- Stated problem -
Report the count of lines below that include "this", without any other text.
++++ Excerpted records
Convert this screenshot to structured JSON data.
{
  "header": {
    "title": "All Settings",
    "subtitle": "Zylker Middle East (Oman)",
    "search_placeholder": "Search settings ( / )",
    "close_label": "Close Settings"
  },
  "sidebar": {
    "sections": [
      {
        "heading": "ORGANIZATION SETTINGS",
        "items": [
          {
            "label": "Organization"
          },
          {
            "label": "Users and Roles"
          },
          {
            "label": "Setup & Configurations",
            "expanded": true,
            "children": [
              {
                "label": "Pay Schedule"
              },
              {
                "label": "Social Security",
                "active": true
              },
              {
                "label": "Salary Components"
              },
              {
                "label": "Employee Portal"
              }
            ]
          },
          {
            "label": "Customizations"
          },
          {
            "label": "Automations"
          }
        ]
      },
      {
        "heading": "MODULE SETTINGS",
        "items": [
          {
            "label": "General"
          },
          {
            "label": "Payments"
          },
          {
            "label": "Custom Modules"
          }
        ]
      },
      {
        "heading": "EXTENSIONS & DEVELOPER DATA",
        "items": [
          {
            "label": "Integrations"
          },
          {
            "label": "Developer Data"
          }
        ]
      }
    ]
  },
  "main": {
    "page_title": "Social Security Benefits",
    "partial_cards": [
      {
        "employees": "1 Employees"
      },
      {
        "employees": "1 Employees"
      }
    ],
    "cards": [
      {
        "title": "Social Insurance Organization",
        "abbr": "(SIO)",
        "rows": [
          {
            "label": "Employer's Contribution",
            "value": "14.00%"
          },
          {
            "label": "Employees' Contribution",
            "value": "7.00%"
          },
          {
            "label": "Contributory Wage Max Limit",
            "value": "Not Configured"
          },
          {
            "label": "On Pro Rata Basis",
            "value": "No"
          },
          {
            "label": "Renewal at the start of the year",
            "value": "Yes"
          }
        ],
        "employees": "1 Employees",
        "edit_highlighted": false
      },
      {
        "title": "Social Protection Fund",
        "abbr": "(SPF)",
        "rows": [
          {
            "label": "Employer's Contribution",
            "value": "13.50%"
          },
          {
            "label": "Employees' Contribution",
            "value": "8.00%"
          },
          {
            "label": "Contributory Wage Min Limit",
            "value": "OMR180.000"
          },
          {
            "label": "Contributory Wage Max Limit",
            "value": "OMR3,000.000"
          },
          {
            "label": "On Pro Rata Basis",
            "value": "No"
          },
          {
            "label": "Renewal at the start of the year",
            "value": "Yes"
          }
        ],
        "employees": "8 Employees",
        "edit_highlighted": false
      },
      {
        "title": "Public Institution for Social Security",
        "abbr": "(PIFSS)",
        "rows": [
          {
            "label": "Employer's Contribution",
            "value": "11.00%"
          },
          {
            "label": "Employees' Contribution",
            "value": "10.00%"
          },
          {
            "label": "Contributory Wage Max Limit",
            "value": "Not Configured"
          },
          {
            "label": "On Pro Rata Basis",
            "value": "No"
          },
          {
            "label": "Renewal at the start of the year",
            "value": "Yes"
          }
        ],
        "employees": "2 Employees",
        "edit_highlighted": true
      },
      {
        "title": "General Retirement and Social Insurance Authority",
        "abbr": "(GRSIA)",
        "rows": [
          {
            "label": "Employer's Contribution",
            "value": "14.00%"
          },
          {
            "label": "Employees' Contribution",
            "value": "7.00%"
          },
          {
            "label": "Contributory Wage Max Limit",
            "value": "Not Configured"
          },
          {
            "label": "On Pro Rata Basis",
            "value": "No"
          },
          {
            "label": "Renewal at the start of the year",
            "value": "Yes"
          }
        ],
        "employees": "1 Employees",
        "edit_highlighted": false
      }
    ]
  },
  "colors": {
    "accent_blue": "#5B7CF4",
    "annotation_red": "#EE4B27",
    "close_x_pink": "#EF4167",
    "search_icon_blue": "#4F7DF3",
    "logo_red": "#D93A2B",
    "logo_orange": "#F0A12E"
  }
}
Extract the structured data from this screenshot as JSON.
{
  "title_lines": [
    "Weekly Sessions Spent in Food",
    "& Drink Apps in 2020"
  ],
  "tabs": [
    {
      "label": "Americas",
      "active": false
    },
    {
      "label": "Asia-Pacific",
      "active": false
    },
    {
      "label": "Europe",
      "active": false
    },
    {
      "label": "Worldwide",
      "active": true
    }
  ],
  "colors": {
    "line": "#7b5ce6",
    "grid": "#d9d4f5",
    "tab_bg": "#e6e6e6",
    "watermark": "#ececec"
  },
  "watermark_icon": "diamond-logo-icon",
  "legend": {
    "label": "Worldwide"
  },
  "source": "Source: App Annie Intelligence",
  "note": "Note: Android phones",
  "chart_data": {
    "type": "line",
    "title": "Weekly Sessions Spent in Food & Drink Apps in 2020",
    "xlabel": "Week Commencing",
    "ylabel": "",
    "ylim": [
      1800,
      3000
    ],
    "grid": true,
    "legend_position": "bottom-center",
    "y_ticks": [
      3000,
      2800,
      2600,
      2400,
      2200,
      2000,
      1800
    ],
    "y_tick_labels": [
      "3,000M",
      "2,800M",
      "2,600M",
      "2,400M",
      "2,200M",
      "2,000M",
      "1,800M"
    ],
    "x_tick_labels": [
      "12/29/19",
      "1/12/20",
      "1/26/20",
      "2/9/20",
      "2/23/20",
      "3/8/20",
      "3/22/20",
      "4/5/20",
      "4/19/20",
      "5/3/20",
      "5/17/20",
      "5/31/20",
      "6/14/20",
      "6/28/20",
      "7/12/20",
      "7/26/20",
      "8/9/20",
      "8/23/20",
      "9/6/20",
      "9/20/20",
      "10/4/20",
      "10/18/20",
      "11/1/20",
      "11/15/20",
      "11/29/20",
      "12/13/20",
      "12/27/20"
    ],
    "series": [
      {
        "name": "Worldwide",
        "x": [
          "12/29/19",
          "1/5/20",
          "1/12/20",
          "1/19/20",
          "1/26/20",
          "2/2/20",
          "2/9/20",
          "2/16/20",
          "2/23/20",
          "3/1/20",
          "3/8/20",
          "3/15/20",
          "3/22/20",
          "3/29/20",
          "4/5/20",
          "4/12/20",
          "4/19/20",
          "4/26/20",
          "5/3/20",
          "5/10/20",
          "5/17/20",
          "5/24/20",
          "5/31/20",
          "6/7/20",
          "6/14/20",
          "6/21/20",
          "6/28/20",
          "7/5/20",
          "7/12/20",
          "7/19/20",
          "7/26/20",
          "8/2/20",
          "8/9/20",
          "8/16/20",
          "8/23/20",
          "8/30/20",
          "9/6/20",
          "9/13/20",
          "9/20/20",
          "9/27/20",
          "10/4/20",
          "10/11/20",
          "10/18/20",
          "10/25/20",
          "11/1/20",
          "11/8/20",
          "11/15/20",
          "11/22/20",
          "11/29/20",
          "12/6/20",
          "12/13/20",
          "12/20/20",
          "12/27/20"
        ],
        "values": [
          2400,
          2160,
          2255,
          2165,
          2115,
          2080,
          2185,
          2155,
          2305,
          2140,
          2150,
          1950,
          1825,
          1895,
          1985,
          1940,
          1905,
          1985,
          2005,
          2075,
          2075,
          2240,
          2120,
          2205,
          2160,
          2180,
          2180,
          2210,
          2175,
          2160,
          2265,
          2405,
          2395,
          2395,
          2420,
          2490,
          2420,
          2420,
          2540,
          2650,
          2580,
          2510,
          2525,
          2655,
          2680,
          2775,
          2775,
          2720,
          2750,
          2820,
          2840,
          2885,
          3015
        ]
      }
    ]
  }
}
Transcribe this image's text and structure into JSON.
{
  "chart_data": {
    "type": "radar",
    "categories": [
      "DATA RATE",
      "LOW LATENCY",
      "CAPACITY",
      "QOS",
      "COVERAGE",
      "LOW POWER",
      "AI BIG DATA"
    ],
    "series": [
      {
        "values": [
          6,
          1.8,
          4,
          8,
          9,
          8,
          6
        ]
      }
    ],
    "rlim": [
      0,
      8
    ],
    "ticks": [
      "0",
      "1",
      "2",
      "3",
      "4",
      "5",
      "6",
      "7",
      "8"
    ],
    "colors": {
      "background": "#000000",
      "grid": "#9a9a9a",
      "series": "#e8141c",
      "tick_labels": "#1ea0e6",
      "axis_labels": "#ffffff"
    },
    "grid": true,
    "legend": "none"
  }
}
++++++++
- Full output -
3